▼▼▼
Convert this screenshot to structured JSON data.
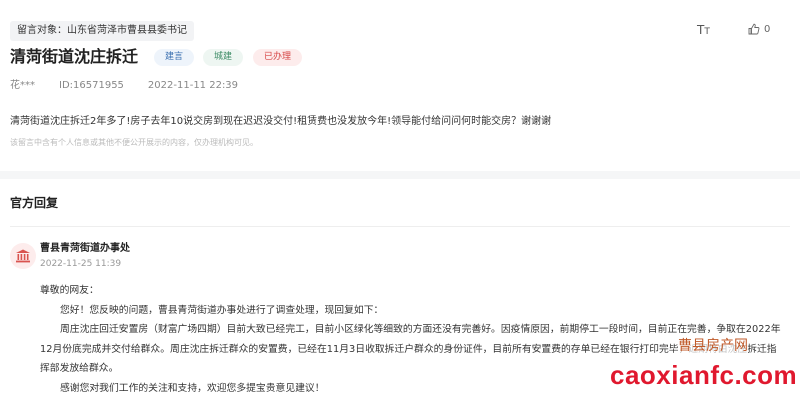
{
  "header": {
    "recipient": "留言对象：山东省菏泽市曹县县委书记",
    "font_toggle_icon": "font-size-icon",
    "like_icon": "thumbs-up-icon",
    "like_count": "0"
  },
  "post": {
    "title": "清菏街道沈庄拆迁",
    "tags": [
      "建言",
      "城建",
      "已办理"
    ],
    "author": "花***",
    "id": "ID:16571955",
    "time": "2022-11-11 22:39",
    "content": "清菏街道沈庄拆迁2年多了!房子去年10说交房到现在迟迟没交付!租赁费也没发放今年!领导能付给问问何时能交房？谢谢谢",
    "notice": "该留言中含有个人信息或其他不便公开展示的内容，仅办理机构可见。"
  },
  "reply_section": {
    "title": "官方回复",
    "avatar_icon": "government-building-icon",
    "org": "曹县青菏街道办事处",
    "time": "2022-11-25 11:39",
    "greeting": "尊敬的网友：",
    "paragraphs": [
      "您好！您反映的问题，曹县青菏街道办事处进行了调查处理，现回复如下：",
      "周庄沈庄回迁安置房（财富广场四期）目前大致已经完工，目前小区绿化等细致的方面还没有完善好。因疫情原因，前期停工一段时间，目前正在完善，争取在2022年12月份底完成并交付给群众。周庄沈庄拆迁群众的安置费，已经在11月3日收取拆迁户群众的身份证件，目前所有安置费的存单已经在银行打印完毕，近期将由沈庄拆迁指挥部发放给群众。",
      "感谢您对我们工作的关注和支持，欢迎您多提宝贵意见建议！"
    ]
  },
  "watermark": {
    "cn": "曹县房产网",
    "en": "caoxianfc.com"
  },
  "colors": {
    "tag_suggest": "#3a6fb0",
    "tag_urban": "#3d8c66",
    "tag_done": "#d64545",
    "watermark_en": "#e0182e"
  }
}
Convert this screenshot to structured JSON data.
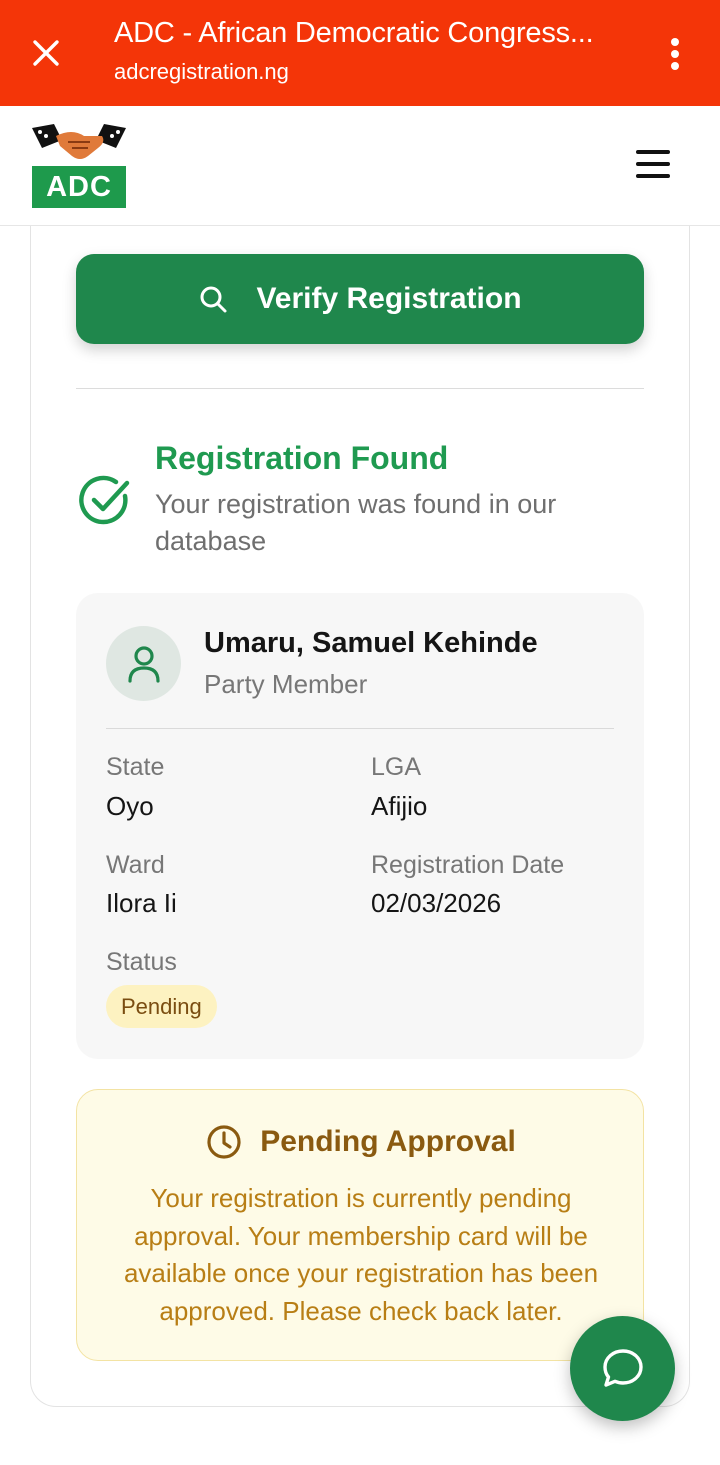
▲▲▲
## EXERCISE DIRECTIONS
The material above must be printed exactly, with its pictures left out.

## TASK SOLUTION
Convert this screenshot to structured JSON data.
{
  "header": {
    "recipient": "留言对象：山东省菏泽市曹县县委书记",
    "font_toggle_icon": "font-size-icon",
    "like_icon": "thumbs-up-icon",
    "like_count": "0"
  },
  "post": {
    "title": "清菏街道沈庄拆迁",
    "tags": [
      "建言",
      "城建",
      "已办理"
    ],
    "author": "花***",
    "id": "ID:16571955",
    "time": "2022-11-11 22:39",
    "content": "清菏街道沈庄拆迁2年多了!房子去年10说交房到现在迟迟没交付!租赁费也没发放今年!领导能付给问问何时能交房？谢谢谢",
    "notice": "该留言中含有个人信息或其他不便公开展示的内容，仅办理机构可见。"
  },
  "reply_section": {
    "title": "官方回复",
    "avatar_icon": "government-building-icon",
    "org": "曹县青菏街道办事处",
    "time": "2022-11-25 11:39",
    "greeting": "尊敬的网友：",
    "paragraphs": [
      "您好！您反映的问题，曹县青菏街道办事处进行了调查处理，现回复如下：",
      "周庄沈庄回迁安置房（财富广场四期）目前大致已经完工，目前小区绿化等细致的方面还没有完善好。因疫情原因，前期停工一段时间，目前正在完善，争取在2022年12月份底完成并交付给群众。周庄沈庄拆迁群众的安置费，已经在11月3日收取拆迁户群众的身份证件，目前所有安置费的存单已经在银行打印完毕，近期将由沈庄拆迁指挥部发放给群众。",
      "感谢您对我们工作的关注和支持，欢迎您多提宝贵意见建议！"
    ]
  },
  "watermark": {
    "cn": "曹县房产网",
    "en": "caoxianfc.com"
  },
  "colors": {
    "tag_suggest": "#3a6fb0",
    "tag_urban": "#3d8c66",
    "tag_done": "#d64545",
    "watermark_en": "#e0182e"
  }
}
Convert this screenshot to structured JSON data.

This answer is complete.